Task prompt | Go through the listing beneath this task and return every line that carries the string "problem".

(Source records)

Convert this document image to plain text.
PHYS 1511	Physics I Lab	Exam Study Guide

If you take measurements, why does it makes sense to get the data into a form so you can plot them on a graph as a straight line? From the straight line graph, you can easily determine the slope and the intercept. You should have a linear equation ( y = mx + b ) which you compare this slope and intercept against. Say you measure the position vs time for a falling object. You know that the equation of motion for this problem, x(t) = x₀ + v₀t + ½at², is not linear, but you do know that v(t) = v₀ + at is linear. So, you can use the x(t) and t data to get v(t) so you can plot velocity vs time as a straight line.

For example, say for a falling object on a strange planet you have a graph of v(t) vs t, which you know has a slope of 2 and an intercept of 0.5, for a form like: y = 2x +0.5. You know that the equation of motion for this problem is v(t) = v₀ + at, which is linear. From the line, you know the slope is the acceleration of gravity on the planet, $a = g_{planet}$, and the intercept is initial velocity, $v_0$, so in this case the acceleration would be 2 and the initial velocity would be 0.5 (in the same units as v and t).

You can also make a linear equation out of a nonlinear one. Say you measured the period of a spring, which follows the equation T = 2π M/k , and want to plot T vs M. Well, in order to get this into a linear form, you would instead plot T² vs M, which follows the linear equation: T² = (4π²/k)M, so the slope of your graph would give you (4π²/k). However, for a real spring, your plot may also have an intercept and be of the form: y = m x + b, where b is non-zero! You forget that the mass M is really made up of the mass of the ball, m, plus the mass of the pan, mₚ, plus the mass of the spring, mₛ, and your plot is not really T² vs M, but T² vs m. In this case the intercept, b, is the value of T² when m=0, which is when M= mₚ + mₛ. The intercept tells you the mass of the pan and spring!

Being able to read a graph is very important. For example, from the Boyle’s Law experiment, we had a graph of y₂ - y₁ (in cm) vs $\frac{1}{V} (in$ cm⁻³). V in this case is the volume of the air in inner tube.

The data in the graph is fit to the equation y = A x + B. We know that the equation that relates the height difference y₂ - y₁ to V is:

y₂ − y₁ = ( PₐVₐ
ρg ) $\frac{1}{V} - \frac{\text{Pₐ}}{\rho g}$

--

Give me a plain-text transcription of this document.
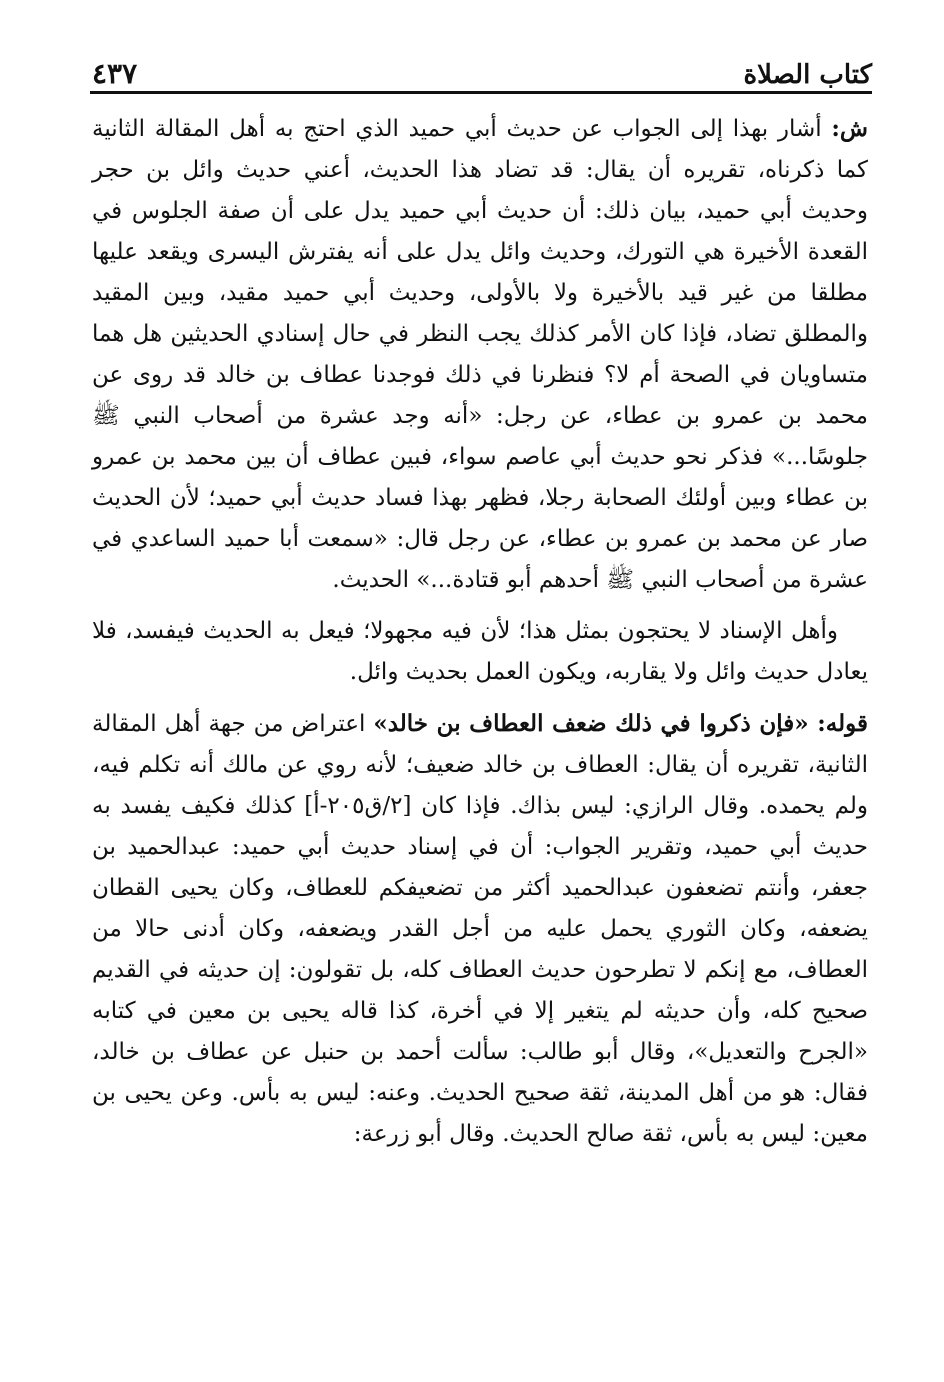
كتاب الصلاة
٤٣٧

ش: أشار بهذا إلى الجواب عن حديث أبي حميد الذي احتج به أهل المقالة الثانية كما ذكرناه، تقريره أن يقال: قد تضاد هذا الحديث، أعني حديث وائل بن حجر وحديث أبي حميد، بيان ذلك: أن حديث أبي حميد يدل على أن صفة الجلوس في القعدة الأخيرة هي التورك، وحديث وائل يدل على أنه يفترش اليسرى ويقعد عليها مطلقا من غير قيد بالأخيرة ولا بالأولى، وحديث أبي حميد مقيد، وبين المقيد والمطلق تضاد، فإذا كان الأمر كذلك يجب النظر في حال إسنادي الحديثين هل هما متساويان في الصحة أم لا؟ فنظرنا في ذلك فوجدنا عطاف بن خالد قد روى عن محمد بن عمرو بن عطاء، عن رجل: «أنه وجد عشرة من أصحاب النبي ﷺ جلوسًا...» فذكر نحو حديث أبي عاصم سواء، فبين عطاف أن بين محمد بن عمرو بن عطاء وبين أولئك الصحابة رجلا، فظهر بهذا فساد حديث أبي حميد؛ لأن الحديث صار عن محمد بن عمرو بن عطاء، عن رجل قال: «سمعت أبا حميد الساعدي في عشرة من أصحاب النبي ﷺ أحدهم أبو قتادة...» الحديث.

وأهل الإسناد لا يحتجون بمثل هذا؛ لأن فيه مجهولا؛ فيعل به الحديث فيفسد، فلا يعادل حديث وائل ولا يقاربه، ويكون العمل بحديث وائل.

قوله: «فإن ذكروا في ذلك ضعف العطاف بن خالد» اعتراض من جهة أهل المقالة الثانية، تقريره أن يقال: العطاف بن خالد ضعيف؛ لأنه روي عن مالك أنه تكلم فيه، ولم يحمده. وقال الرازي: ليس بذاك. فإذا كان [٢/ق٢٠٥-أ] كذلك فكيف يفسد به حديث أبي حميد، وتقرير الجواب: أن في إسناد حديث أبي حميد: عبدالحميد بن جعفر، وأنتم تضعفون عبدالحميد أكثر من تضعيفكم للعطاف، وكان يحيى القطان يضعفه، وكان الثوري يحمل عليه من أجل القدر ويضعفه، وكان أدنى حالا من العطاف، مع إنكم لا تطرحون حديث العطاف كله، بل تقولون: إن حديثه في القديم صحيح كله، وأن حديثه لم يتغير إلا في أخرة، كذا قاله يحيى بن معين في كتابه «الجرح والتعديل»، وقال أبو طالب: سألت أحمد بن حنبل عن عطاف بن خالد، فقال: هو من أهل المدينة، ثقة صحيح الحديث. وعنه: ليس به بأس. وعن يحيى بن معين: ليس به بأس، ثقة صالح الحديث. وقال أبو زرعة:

Answer to this task |
If you take measurements, why does it makes sense to get the data into a form so you can plot them on a graph as a straight line? From the straight line graph, you can easily determine the slope and the intercept. You should have a linear equation ( y = mx + b ) which you compare this slope and intercept against. Say you measure the position vs time for a falling object. You know that the equation of motion for this problem, x(t) = x₀ + v₀t + ½at², is not linear, but you do know that v(t) = v₀ + at is linear. So, you can use the x(t) and t data to get v(t) so you can plot velocity vs time as a straight line.
For example, say for a falling object on a strange planet you have a graph of v(t) vs t, which you know has a slope of 2 and an intercept of 0.5, for a form like: y = 2x +0.5. You know that the equation of motion for this problem is v(t) = v₀ + at, which is linear. From the line, you know the slope is the acceleration of gravity on the planet, $a = g_{planet}$, and the intercept is initial velocity, $v_0$, so in this case the acceleration would be 2 and the initial velocity would be 0.5 (in the same units as v and t).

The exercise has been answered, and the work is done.